Your task: Write the data out again, character for character, with no images.

◆ ◆ ◆ ◆ ◆

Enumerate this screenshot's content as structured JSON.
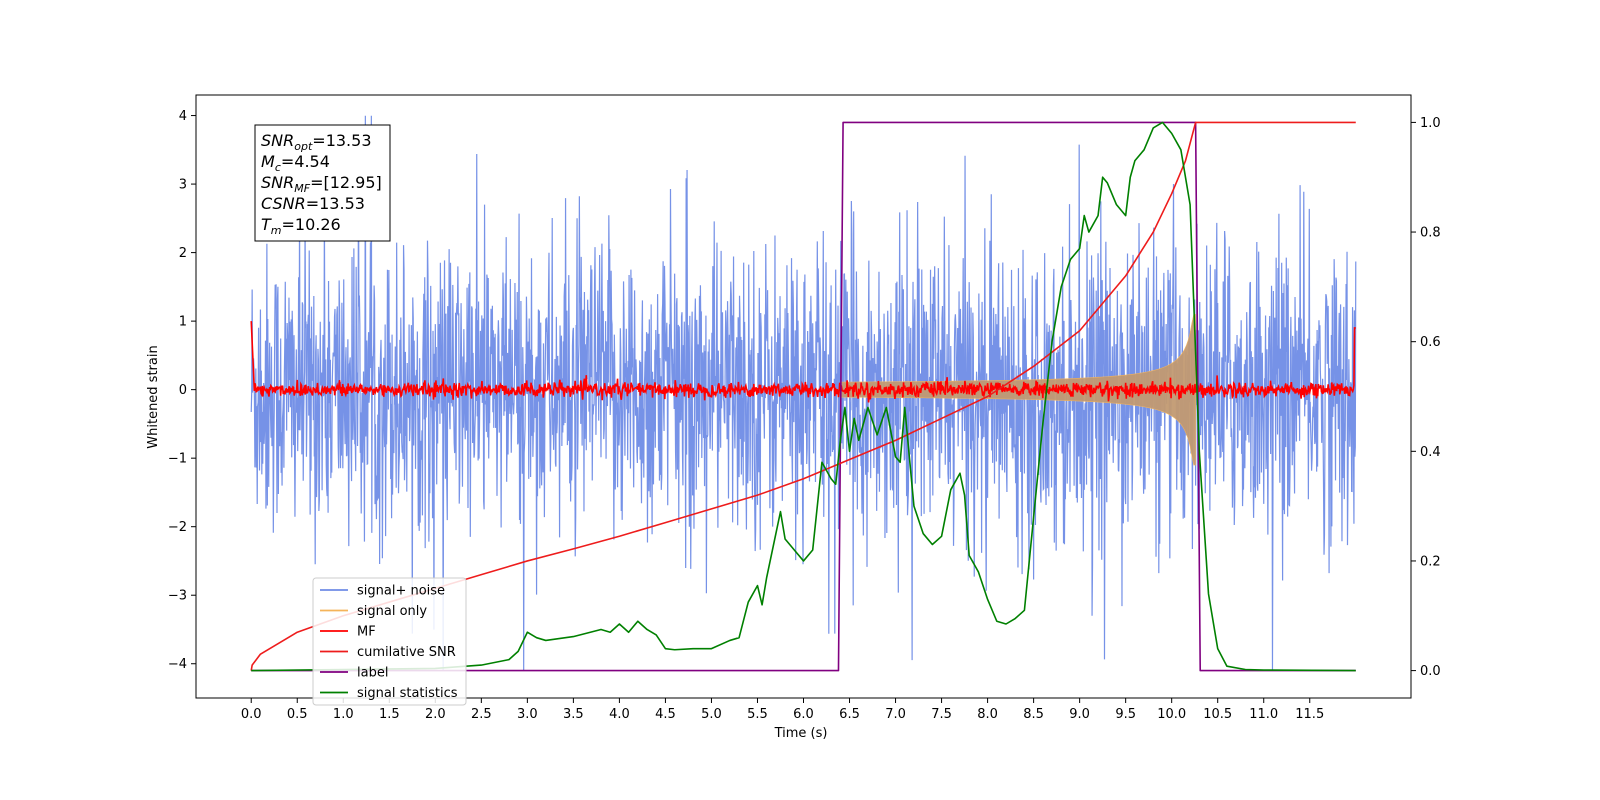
{
  "chart_data": {
    "type": "line",
    "xlabel": "Time (s)",
    "ylabel": "Whitened strain",
    "xlim": [
      -0.6,
      12.6
    ],
    "ylim": [
      -4.5,
      4.3
    ],
    "y2lim": [
      -0.05,
      1.05
    ],
    "xticks": [
      "0.0",
      "0.5",
      "1.0",
      "1.5",
      "2.0",
      "2.5",
      "3.0",
      "3.5",
      "4.0",
      "4.5",
      "5.0",
      "5.5",
      "6.0",
      "6.5",
      "7.0",
      "7.5",
      "8.0",
      "8.5",
      "9.0",
      "9.5",
      "10.0",
      "10.5",
      "11.0",
      "11.5"
    ],
    "yticks": [
      "4",
      "3",
      "2",
      "1",
      "0",
      "−1",
      "−2",
      "−3",
      "−4"
    ],
    "y2ticks": [
      "1.0",
      "0.8",
      "0.6",
      "0.4",
      "0.2",
      "0.0"
    ],
    "annotation": {
      "lines": [
        {
          "sym": "SNR",
          "sub": "opt",
          "val": "=13.53"
        },
        {
          "sym": "M",
          "sub": "c",
          "val": "=4.54"
        },
        {
          "sym": "SNR",
          "sub": "MF",
          "val": "=[12.95]"
        },
        {
          "sym": "CSNR",
          "sub": "",
          "val": "=13.53"
        },
        {
          "sym": "T",
          "sub": "m",
          "val": "=10.26"
        }
      ]
    },
    "legend": {
      "position": "lower-left",
      "entries": [
        "signal+ noise",
        "signal only",
        "MF",
        "cumilative SNR",
        "label",
        "signal statistics"
      ]
    },
    "colors": {
      "signal_noise": "#6f8ce6",
      "signal_only": "#f5b45a",
      "mf": "#ff0000",
      "cumulative_snr": "#ee1c1c",
      "label": "#800080",
      "signal_statistics": "#008000"
    },
    "series": [
      {
        "name": "label",
        "axis": "right",
        "x": [
          0.0,
          6.38,
          6.43,
          10.26,
          10.31,
          12.0
        ],
        "values": [
          0.0,
          0.0,
          1.0,
          1.0,
          0.0,
          0.0
        ]
      },
      {
        "name": "cumilative SNR",
        "axis": "right",
        "x": [
          0.0,
          0.01,
          0.1,
          0.5,
          1.0,
          1.5,
          2.0,
          2.5,
          3.0,
          3.5,
          4.0,
          4.5,
          5.0,
          5.5,
          6.0,
          6.5,
          7.0,
          7.5,
          8.0,
          8.5,
          9.0,
          9.5,
          9.8,
          10.0,
          10.15,
          10.26,
          10.3,
          12.0
        ],
        "values": [
          0.0,
          0.01,
          0.03,
          0.07,
          0.1,
          0.125,
          0.15,
          0.175,
          0.2,
          0.222,
          0.245,
          0.27,
          0.295,
          0.32,
          0.35,
          0.385,
          0.42,
          0.46,
          0.5,
          0.555,
          0.62,
          0.72,
          0.8,
          0.87,
          0.93,
          1.0,
          1.0,
          1.0
        ]
      },
      {
        "name": "signal statistics",
        "axis": "right",
        "x": [
          0.0,
          1.0,
          2.0,
          2.5,
          2.8,
          2.9,
          3.0,
          3.1,
          3.2,
          3.5,
          3.8,
          3.9,
          4.0,
          4.1,
          4.2,
          4.3,
          4.4,
          4.5,
          4.6,
          4.8,
          5.0,
          5.2,
          5.3,
          5.4,
          5.5,
          5.55,
          5.6,
          5.7,
          5.75,
          5.8,
          5.9,
          6.0,
          6.1,
          6.2,
          6.3,
          6.35,
          6.4,
          6.45,
          6.5,
          6.55,
          6.6,
          6.7,
          6.8,
          6.9,
          7.0,
          7.05,
          7.1,
          7.2,
          7.3,
          7.4,
          7.5,
          7.6,
          7.7,
          7.75,
          7.8,
          7.9,
          8.0,
          8.1,
          8.2,
          8.3,
          8.4,
          8.5,
          8.6,
          8.7,
          8.8,
          8.9,
          9.0,
          9.05,
          9.1,
          9.2,
          9.25,
          9.3,
          9.4,
          9.5,
          9.55,
          9.6,
          9.7,
          9.8,
          9.9,
          10.0,
          10.1,
          10.2,
          10.3,
          10.4,
          10.5,
          10.6,
          10.8,
          11.0,
          12.0
        ],
        "values": [
          0.0,
          0.002,
          0.004,
          0.01,
          0.02,
          0.035,
          0.07,
          0.06,
          0.055,
          0.062,
          0.075,
          0.07,
          0.085,
          0.07,
          0.09,
          0.075,
          0.065,
          0.04,
          0.038,
          0.04,
          0.04,
          0.055,
          0.06,
          0.125,
          0.155,
          0.12,
          0.17,
          0.25,
          0.29,
          0.24,
          0.22,
          0.2,
          0.22,
          0.38,
          0.35,
          0.34,
          0.42,
          0.48,
          0.4,
          0.46,
          0.42,
          0.48,
          0.43,
          0.48,
          0.39,
          0.38,
          0.48,
          0.3,
          0.25,
          0.23,
          0.245,
          0.33,
          0.36,
          0.32,
          0.21,
          0.18,
          0.13,
          0.09,
          0.085,
          0.095,
          0.11,
          0.28,
          0.45,
          0.6,
          0.7,
          0.75,
          0.77,
          0.83,
          0.8,
          0.83,
          0.9,
          0.89,
          0.85,
          0.83,
          0.9,
          0.93,
          0.95,
          0.99,
          1.0,
          0.98,
          0.95,
          0.85,
          0.4,
          0.14,
          0.04,
          0.008,
          0.002,
          0.001,
          0.0
        ]
      }
    ]
  }
}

◆ ◆ ◆ ◆ ◆

Output for this task:
Enumerate this screenshot's content as structured JSON.
{
  "chart_data": {
    "type": "line",
    "xlabel": "Time (s)",
    "ylabel": "Whitened strain",
    "xlim": [
      -0.6,
      12.6
    ],
    "ylim": [
      -4.5,
      4.3
    ],
    "y2lim": [
      -0.05,
      1.05
    ],
    "xticks": [
      "0.0",
      "0.5",
      "1.0",
      "1.5",
      "2.0",
      "2.5",
      "3.0",
      "3.5",
      "4.0",
      "4.5",
      "5.0",
      "5.5",
      "6.0",
      "6.5",
      "7.0",
      "7.5",
      "8.0",
      "8.5",
      "9.0",
      "9.5",
      "10.0",
      "10.5",
      "11.0",
      "11.5"
    ],
    "yticks": [
      "4",
      "3",
      "2",
      "1",
      "0",
      "−1",
      "−2",
      "−3",
      "−4"
    ],
    "y2ticks": [
      "1.0",
      "0.8",
      "0.6",
      "0.4",
      "0.2",
      "0.0"
    ],
    "annotation": {
      "lines": [
        {
          "sym": "SNR",
          "sub": "opt",
          "val": "=13.53"
        },
        {
          "sym": "M",
          "sub": "c",
          "val": "=4.54"
        },
        {
          "sym": "SNR",
          "sub": "MF",
          "val": "=[12.95]"
        },
        {
          "sym": "CSNR",
          "sub": "",
          "val": "=13.53"
        },
        {
          "sym": "T",
          "sub": "m",
          "val": "=10.26"
        }
      ]
    },
    "legend": {
      "position": "lower-left",
      "entries": [
        "signal+ noise",
        "signal only",
        "MF",
        "cumilative SNR",
        "label",
        "signal statistics"
      ]
    },
    "colors": {
      "signal_noise": "#6f8ce6",
      "signal_only": "#f5b45a",
      "mf": "#ff0000",
      "cumulative_snr": "#ee1c1c",
      "label": "#800080",
      "signal_statistics": "#008000"
    },
    "series": [
      {
        "name": "label",
        "axis": "right",
        "x": [
          0.0,
          6.38,
          6.43,
          10.26,
          10.31,
          12.0
        ],
        "values": [
          0.0,
          0.0,
          1.0,
          1.0,
          0.0,
          0.0
        ]
      },
      {
        "name": "cumilative SNR",
        "axis": "right",
        "x": [
          0.0,
          0.01,
          0.1,
          0.5,
          1.0,
          1.5,
          2.0,
          2.5,
          3.0,
          3.5,
          4.0,
          4.5,
          5.0,
          5.5,
          6.0,
          6.5,
          7.0,
          7.5,
          8.0,
          8.5,
          9.0,
          9.5,
          9.8,
          10.0,
          10.15,
          10.26,
          10.3,
          12.0
        ],
        "values": [
          0.0,
          0.01,
          0.03,
          0.07,
          0.1,
          0.125,
          0.15,
          0.175,
          0.2,
          0.222,
          0.245,
          0.27,
          0.295,
          0.32,
          0.35,
          0.385,
          0.42,
          0.46,
          0.5,
          0.555,
          0.62,
          0.72,
          0.8,
          0.87,
          0.93,
          1.0,
          1.0,
          1.0
        ]
      },
      {
        "name": "signal statistics",
        "axis": "right",
        "x": [
          0.0,
          1.0,
          2.0,
          2.5,
          2.8,
          2.9,
          3.0,
          3.1,
          3.2,
          3.5,
          3.8,
          3.9,
          4.0,
          4.1,
          4.2,
          4.3,
          4.4,
          4.5,
          4.6,
          4.8,
          5.0,
          5.2,
          5.3,
          5.4,
          5.5,
          5.55,
          5.6,
          5.7,
          5.75,
          5.8,
          5.9,
          6.0,
          6.1,
          6.2,
          6.3,
          6.35,
          6.4,
          6.45,
          6.5,
          6.55,
          6.6,
          6.7,
          6.8,
          6.9,
          7.0,
          7.05,
          7.1,
          7.2,
          7.3,
          7.4,
          7.5,
          7.6,
          7.7,
          7.75,
          7.8,
          7.9,
          8.0,
          8.1,
          8.2,
          8.3,
          8.4,
          8.5,
          8.6,
          8.7,
          8.8,
          8.9,
          9.0,
          9.05,
          9.1,
          9.2,
          9.25,
          9.3,
          9.4,
          9.5,
          9.55,
          9.6,
          9.7,
          9.8,
          9.9,
          10.0,
          10.1,
          10.2,
          10.3,
          10.4,
          10.5,
          10.6,
          10.8,
          11.0,
          12.0
        ],
        "values": [
          0.0,
          0.002,
          0.004,
          0.01,
          0.02,
          0.035,
          0.07,
          0.06,
          0.055,
          0.062,
          0.075,
          0.07,
          0.085,
          0.07,
          0.09,
          0.075,
          0.065,
          0.04,
          0.038,
          0.04,
          0.04,
          0.055,
          0.06,
          0.125,
          0.155,
          0.12,
          0.17,
          0.25,
          0.29,
          0.24,
          0.22,
          0.2,
          0.22,
          0.38,
          0.35,
          0.34,
          0.42,
          0.48,
          0.4,
          0.46,
          0.42,
          0.48,
          0.43,
          0.48,
          0.39,
          0.38,
          0.48,
          0.3,
          0.25,
          0.23,
          0.245,
          0.33,
          0.36,
          0.32,
          0.21,
          0.18,
          0.13,
          0.09,
          0.085,
          0.095,
          0.11,
          0.28,
          0.45,
          0.6,
          0.7,
          0.75,
          0.77,
          0.83,
          0.8,
          0.83,
          0.9,
          0.89,
          0.85,
          0.83,
          0.9,
          0.93,
          0.95,
          0.99,
          1.0,
          0.98,
          0.95,
          0.85,
          0.4,
          0.14,
          0.04,
          0.008,
          0.002,
          0.001,
          0.0
        ]
      }
    ]
  }
}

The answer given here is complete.